● AUFGABENDATEN:
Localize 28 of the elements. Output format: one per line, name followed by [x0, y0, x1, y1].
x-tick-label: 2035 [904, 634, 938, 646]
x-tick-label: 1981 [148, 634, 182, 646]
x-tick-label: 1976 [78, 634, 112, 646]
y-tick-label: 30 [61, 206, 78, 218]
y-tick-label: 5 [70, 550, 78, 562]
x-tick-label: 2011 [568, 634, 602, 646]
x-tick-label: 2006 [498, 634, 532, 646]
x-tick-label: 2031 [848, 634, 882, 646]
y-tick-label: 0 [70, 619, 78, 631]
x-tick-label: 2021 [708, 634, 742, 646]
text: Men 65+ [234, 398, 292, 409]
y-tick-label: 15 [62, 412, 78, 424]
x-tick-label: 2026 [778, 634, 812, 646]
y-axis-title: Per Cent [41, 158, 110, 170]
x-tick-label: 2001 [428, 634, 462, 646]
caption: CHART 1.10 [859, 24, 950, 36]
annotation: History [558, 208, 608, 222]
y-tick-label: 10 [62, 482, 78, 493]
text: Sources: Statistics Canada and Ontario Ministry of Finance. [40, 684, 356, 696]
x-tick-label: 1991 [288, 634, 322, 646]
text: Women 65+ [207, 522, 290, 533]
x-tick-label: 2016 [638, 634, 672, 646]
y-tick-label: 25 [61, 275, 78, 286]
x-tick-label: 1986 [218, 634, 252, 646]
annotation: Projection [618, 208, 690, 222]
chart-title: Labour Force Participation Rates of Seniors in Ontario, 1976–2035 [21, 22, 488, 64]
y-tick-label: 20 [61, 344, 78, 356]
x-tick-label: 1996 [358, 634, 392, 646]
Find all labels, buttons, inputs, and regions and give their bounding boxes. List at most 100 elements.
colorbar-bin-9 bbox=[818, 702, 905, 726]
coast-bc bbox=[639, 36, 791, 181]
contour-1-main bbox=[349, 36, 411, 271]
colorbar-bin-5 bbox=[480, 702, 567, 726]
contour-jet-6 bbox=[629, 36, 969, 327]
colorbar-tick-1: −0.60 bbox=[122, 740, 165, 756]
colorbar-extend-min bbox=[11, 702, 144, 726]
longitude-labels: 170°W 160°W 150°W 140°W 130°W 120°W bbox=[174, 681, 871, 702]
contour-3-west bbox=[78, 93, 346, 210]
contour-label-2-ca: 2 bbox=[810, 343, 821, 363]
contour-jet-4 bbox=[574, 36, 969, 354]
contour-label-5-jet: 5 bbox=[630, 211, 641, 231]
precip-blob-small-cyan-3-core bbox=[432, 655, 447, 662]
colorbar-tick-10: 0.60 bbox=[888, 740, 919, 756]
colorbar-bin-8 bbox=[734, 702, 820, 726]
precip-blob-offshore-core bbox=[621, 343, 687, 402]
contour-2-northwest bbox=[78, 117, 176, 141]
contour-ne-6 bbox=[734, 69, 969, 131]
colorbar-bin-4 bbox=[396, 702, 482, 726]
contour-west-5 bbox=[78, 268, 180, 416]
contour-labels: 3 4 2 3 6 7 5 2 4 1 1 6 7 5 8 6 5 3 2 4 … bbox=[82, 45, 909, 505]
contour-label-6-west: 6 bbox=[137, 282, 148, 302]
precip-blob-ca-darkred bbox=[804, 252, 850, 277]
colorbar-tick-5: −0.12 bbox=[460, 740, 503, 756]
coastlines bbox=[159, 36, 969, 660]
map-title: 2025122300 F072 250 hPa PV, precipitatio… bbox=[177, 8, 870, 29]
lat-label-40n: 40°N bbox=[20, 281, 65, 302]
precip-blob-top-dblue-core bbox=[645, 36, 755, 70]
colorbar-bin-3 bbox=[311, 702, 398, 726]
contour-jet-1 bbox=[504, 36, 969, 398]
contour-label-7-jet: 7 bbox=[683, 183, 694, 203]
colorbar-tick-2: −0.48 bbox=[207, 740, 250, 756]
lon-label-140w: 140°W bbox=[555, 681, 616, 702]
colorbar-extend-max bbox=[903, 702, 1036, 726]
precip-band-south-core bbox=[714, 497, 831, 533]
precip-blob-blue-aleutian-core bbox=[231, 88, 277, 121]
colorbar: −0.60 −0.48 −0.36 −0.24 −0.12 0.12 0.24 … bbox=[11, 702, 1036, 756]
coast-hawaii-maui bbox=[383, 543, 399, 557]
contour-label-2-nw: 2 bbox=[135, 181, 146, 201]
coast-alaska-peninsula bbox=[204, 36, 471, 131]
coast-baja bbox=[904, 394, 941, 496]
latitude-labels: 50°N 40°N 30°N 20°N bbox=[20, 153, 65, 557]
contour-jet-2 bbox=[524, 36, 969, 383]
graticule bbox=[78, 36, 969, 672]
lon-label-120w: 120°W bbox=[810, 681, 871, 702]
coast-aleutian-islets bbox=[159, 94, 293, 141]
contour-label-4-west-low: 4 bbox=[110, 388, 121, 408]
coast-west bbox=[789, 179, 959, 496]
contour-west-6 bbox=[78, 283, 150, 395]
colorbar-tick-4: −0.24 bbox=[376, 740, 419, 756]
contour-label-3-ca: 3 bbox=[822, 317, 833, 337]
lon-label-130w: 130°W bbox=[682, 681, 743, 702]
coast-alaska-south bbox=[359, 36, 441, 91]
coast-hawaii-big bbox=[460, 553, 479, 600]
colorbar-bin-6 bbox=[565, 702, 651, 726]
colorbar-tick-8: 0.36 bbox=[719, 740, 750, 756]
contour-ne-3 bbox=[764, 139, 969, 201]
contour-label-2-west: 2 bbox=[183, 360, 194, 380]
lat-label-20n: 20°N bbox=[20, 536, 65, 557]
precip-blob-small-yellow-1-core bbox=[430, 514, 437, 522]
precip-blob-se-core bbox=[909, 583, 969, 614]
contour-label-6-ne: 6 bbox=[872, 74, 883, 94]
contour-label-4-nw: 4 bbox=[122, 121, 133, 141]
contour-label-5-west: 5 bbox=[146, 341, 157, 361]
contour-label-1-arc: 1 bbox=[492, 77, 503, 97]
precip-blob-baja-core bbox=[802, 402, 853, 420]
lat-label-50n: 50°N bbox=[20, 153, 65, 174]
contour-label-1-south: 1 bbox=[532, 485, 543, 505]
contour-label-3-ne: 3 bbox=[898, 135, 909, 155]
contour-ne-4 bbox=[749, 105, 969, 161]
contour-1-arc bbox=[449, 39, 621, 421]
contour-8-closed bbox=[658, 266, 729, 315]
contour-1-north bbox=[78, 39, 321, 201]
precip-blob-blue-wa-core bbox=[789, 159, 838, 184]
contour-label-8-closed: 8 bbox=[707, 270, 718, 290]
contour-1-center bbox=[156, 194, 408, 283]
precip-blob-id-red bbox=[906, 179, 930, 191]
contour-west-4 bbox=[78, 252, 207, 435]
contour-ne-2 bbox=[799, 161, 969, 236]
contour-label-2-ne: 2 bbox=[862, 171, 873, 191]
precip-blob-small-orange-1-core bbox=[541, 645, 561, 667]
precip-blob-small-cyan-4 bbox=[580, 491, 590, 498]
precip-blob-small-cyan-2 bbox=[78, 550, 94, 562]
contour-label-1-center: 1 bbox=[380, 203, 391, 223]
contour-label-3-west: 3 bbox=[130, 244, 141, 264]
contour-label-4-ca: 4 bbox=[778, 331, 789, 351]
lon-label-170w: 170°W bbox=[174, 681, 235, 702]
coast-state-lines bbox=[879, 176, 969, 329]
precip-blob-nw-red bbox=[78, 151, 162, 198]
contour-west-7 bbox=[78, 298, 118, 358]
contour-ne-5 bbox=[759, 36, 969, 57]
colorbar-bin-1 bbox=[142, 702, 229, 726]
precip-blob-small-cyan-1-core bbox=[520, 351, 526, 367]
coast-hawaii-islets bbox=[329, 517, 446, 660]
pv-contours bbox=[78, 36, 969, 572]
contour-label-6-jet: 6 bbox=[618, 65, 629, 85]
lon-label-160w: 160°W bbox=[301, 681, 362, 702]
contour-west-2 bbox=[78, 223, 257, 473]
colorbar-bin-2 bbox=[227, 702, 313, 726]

● KURZAUFGABE:
Zeige jede Zeile der obigen Datensätze, die die Zeichenfolge „closed“ enthält. Groß- und Kleinschreibung ist dabei zu beachten.

● ERGEBNIS DER AUFGABE:
contour-8-closed bbox=[658, 266, 729, 315]
contour-label-8-closed: 8 bbox=[707, 270, 718, 290]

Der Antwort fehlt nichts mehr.